> _Tasks for this exercise_:
[A] Translate this sentence from the passage on America's greatness into Spanish: "Agriculture is pushing its beneficent triumphs with unprecedented energy."
[B] Reproduce the stretch of the passage on America's greatness from "mechanical industries we" through "have digged brass.".

It is important that the citizen should have a sober and intelligent conception of the magnitude and beneficent possibilities of his country. Neither false modesty, nor fear of the charge of national vanity, should deter us from candidly admitting to ourselves, and manfully claiming for our country, all that the faithful history of the past and a just estimate of the facts of the present accord to her. When we declare the greatness of America, the assertion is not boastful but truthful; it is not made in the interest of vanity but of veracity.

Geographically, ours is a great country. Whether we consider the extent of territory, or the rapidity of the changes that affect it, the claim is alike vindicated. Immigration and multiplication defeat all efforts at accurate census-taking. Agriculture is pushing its beneficent triumphs with unprecedented energy. All over our wide and fertile territory, in answer, not to Satan's tempting test, but in response to the inarticulate cry of human need, God, by the secret alchemy of vegetation, is converting the stone into bread. Here, with a population no more dense than that of England now, 1,300,000,000, may find a home, to which the extent of our territory, variety of climate, and fertility of soil, all invite them. The mineral wealth of the country is another element that must be included in the estimate of present greatness, and of future possibilities. This, already great, is constantly augmented by new discoveries.

In

mechanical industries we have been peculiarly successful. In rapidity of numerical increase, in development of natural resources, and in the progress of mechanical arts, America is peerless. And her great material realizations are only suggestive of greater possibilities. Surely we should bless the Lord our God for the good land he hath given us—this land of brooks of water, of fountains, and depths; this land of wheat, and barley, and vines; this land in which we have eaten bread without scarceness, in which we have not lacked anything; this land whose stones are iron, and out of whose hills we have digged brass.

> _Information supplied_:
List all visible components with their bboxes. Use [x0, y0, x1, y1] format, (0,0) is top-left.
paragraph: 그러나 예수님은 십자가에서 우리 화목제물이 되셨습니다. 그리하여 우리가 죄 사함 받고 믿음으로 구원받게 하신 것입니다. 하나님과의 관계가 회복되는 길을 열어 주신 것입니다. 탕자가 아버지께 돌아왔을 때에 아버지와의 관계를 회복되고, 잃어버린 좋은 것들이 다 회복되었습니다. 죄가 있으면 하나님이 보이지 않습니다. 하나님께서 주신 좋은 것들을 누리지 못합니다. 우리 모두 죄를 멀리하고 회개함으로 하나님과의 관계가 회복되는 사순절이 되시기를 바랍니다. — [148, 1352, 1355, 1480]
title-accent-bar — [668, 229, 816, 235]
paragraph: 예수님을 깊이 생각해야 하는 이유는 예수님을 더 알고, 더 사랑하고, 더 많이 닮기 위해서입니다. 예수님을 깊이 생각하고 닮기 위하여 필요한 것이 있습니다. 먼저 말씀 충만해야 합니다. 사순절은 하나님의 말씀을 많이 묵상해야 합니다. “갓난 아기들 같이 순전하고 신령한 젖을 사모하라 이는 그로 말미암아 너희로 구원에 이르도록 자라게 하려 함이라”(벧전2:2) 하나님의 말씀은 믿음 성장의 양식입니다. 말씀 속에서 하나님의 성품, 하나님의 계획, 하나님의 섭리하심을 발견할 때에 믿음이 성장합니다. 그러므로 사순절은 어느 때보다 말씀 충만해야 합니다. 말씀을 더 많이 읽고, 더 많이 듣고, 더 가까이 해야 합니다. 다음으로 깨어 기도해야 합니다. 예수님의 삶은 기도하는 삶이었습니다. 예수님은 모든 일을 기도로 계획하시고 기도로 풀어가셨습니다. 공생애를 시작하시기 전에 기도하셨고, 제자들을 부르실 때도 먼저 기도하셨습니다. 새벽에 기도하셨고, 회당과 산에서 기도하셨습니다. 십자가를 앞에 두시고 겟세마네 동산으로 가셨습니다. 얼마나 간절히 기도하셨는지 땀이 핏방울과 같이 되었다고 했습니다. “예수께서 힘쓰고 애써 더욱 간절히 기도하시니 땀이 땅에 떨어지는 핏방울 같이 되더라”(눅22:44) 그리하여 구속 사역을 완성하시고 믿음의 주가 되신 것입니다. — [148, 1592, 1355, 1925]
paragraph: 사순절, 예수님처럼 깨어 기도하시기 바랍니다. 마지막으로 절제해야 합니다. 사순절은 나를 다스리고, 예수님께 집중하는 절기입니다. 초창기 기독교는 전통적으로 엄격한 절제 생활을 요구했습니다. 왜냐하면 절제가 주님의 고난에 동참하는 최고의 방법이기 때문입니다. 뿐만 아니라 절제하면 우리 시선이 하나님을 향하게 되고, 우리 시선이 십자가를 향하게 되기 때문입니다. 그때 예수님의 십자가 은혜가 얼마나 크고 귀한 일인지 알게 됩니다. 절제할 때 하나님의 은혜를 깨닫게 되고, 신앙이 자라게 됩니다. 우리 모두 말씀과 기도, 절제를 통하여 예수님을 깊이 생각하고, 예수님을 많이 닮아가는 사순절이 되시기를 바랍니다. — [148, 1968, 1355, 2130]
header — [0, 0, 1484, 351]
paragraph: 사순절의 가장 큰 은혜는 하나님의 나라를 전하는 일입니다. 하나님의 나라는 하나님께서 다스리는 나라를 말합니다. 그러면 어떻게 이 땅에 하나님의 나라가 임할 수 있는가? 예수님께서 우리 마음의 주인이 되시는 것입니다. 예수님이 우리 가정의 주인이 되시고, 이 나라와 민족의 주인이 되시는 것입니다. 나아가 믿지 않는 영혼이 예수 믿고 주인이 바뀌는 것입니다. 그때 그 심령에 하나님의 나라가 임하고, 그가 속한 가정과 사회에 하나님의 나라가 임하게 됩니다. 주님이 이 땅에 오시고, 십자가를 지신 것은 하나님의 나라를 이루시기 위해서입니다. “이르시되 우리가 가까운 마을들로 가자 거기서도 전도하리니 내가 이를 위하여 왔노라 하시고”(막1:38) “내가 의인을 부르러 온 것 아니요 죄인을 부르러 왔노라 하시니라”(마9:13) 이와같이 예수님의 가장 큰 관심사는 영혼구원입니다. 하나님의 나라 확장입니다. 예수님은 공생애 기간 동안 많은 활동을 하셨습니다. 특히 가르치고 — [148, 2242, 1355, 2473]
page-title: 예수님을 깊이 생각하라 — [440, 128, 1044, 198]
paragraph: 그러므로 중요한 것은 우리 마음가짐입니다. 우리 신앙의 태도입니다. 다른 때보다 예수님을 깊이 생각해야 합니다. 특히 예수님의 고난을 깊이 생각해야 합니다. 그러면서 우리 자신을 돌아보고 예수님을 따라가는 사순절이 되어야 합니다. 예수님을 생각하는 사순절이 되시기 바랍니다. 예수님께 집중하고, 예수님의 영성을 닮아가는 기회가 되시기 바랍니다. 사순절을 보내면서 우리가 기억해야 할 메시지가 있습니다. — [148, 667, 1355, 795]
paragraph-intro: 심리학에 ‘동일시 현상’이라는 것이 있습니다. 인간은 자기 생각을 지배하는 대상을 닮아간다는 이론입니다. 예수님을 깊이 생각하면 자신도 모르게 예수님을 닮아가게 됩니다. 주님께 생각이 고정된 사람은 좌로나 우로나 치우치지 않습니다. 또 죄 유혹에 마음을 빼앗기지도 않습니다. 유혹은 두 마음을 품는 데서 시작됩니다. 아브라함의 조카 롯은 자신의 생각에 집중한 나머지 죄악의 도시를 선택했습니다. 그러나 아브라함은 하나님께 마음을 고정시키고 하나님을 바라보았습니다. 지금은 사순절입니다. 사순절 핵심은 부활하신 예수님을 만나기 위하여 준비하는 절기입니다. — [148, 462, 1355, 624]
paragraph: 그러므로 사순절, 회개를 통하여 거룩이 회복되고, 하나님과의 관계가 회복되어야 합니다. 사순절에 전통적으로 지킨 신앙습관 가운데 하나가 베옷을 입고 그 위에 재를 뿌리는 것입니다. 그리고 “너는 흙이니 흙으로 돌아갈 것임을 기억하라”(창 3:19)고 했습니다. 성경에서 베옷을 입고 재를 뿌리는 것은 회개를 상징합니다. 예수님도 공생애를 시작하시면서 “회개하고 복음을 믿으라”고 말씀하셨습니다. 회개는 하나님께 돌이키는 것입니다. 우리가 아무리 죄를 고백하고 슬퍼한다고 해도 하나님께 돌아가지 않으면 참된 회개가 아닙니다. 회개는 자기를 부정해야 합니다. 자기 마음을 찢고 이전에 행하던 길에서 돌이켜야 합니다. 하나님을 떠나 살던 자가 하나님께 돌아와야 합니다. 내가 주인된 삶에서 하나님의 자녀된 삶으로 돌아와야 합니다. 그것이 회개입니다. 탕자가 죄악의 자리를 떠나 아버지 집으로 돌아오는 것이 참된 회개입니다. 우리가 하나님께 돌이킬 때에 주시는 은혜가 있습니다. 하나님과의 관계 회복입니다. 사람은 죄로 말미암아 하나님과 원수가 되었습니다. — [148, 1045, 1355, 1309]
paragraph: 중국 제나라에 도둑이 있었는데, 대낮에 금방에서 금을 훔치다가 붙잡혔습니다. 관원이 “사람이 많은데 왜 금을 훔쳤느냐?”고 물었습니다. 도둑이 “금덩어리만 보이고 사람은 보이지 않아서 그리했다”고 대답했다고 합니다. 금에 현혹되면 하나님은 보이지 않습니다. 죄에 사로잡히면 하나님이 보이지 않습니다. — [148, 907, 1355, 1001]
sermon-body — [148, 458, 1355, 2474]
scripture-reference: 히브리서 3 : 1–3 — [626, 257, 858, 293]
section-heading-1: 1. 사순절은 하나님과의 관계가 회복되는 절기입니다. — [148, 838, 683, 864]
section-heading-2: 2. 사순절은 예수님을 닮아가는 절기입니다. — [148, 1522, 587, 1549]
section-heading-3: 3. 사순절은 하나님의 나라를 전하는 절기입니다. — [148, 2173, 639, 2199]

> _Answers for the tasks_:
[A] La agricultura impulsa sus benéficos triunfos con una energía sin precedentes.

[B]
mechanical industries we have been peculiarly successful. In rapidity of numerical increase, in development of natural resources, and in the progress of mechanical arts, America is peerless. And her great material realizations are only suggestive of greater possibilities. Surely we should bless the Lord our God for the good land he hath given us—this land of brooks of water, of fountains, and depths; this land of wheat, and barley, and vines; this land in which we have eaten bread without scarceness, in which we have not lacked anything; this land whose stones are iron, and out of whose hills we have digged brass.